## Data
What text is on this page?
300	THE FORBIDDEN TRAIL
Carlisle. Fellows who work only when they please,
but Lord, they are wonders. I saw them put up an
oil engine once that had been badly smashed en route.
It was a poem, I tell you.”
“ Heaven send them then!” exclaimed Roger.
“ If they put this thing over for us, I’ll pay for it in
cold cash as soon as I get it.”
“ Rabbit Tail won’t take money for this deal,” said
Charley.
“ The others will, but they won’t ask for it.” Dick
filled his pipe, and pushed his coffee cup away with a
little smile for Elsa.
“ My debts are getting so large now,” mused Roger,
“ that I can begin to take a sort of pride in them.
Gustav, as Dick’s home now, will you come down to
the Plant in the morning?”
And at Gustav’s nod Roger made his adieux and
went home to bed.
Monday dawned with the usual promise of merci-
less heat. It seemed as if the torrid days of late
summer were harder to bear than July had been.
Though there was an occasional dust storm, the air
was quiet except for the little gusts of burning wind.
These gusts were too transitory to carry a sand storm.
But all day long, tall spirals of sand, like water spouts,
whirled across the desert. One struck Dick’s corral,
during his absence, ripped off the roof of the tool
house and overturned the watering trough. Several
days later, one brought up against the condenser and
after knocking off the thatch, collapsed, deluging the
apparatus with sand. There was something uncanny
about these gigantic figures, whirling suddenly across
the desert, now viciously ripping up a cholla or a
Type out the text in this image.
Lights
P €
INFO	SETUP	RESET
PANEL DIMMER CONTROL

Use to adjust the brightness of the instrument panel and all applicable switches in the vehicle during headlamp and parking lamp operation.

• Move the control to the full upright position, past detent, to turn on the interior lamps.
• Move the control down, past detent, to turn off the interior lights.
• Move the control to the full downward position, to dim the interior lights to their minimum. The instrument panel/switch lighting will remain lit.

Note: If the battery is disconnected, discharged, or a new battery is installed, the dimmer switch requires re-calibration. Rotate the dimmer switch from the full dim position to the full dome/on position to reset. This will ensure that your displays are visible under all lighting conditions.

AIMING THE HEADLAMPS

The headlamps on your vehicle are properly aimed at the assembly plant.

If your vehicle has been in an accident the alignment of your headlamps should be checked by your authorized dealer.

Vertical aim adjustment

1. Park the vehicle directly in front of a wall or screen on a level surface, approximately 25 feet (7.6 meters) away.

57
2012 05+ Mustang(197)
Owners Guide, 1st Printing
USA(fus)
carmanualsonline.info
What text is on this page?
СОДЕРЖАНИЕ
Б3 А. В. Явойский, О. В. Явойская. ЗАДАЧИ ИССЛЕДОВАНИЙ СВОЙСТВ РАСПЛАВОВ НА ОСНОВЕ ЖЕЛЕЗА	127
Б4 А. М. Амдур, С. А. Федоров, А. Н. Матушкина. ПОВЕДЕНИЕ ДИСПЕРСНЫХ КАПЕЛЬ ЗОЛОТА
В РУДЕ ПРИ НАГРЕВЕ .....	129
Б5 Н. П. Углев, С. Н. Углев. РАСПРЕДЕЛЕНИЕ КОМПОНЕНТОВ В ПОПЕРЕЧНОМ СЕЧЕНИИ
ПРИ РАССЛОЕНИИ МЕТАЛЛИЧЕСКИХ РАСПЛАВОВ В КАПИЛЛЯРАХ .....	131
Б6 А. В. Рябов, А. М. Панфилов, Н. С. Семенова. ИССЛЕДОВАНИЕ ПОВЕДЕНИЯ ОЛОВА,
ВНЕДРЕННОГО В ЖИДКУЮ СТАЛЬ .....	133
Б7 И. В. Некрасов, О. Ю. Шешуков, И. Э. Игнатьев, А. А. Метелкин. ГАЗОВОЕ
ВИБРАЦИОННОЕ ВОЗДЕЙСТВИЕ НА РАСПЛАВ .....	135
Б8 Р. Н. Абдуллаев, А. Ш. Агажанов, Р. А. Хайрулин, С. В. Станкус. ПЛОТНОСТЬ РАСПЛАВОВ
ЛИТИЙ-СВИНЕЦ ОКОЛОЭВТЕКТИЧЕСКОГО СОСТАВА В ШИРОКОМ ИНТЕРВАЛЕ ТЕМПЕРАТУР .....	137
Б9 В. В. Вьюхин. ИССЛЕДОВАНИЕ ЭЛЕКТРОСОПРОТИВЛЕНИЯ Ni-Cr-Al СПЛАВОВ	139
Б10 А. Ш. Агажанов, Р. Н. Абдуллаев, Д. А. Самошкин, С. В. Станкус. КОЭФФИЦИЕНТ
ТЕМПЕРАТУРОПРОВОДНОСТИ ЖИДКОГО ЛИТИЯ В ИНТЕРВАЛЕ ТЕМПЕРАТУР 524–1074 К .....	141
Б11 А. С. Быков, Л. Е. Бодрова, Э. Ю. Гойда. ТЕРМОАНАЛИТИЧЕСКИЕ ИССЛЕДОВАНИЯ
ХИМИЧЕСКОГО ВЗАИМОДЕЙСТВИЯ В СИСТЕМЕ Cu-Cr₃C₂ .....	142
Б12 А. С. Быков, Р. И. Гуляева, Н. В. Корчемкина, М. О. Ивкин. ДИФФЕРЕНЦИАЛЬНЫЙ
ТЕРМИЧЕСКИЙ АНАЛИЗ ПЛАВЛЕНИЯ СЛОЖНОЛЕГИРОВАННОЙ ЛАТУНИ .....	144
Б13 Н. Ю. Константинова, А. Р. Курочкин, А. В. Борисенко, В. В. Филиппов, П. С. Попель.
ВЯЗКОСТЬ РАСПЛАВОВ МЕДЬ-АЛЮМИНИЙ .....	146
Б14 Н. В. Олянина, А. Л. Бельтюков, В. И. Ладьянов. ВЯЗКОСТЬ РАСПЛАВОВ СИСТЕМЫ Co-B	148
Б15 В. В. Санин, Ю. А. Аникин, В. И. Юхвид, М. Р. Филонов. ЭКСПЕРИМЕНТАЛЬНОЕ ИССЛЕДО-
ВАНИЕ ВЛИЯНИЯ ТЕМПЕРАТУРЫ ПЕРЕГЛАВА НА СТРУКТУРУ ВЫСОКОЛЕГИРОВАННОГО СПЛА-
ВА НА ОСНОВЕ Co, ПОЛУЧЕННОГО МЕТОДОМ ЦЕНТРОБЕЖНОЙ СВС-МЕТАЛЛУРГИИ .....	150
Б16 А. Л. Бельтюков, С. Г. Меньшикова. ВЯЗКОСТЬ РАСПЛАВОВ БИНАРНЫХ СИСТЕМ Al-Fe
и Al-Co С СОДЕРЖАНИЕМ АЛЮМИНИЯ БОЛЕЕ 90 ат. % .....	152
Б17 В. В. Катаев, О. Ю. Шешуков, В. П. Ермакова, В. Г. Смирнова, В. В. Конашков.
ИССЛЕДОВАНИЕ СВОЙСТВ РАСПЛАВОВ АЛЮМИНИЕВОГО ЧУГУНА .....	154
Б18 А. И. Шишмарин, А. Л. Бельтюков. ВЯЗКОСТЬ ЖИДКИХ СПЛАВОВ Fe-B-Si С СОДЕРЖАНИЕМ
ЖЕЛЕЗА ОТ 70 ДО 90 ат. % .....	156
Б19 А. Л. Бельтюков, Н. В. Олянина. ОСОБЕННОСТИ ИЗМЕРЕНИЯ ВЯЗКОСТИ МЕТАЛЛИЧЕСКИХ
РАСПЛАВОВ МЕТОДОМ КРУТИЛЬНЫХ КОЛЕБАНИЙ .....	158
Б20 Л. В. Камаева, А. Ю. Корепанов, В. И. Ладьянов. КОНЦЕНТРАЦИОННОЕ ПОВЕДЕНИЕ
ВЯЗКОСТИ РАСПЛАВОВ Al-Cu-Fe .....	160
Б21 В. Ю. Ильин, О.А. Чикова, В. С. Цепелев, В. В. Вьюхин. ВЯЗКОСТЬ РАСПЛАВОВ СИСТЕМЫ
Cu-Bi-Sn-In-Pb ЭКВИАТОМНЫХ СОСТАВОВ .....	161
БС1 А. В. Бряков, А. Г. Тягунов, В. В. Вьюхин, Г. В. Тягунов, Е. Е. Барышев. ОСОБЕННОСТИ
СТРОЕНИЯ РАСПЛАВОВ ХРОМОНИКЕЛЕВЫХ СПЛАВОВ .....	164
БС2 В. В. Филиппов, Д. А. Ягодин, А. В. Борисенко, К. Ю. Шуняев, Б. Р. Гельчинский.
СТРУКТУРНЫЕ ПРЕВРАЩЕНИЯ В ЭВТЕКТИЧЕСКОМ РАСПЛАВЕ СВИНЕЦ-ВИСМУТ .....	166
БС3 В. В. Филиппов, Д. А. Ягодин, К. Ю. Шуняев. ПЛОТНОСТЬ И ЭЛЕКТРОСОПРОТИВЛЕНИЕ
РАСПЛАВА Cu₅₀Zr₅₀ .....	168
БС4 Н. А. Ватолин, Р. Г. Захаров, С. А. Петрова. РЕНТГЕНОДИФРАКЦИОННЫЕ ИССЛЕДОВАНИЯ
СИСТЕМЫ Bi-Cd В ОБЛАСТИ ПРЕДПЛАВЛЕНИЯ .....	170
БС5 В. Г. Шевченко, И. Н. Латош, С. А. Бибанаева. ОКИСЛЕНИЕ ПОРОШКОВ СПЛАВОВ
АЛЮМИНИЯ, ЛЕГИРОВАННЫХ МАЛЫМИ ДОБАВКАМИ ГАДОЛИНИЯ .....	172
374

## Exercise
Copy out all lines where the word "Move" appears.

## Task solution
• Move the control to the full upright position, past detent, to turn on the interior lamps.
• Move the control down, past detent, to turn off the interior lights.
• Move the control to the full downward position, to dim the interior lights to their minimum. The instrument panel/switch lighting will remain lit.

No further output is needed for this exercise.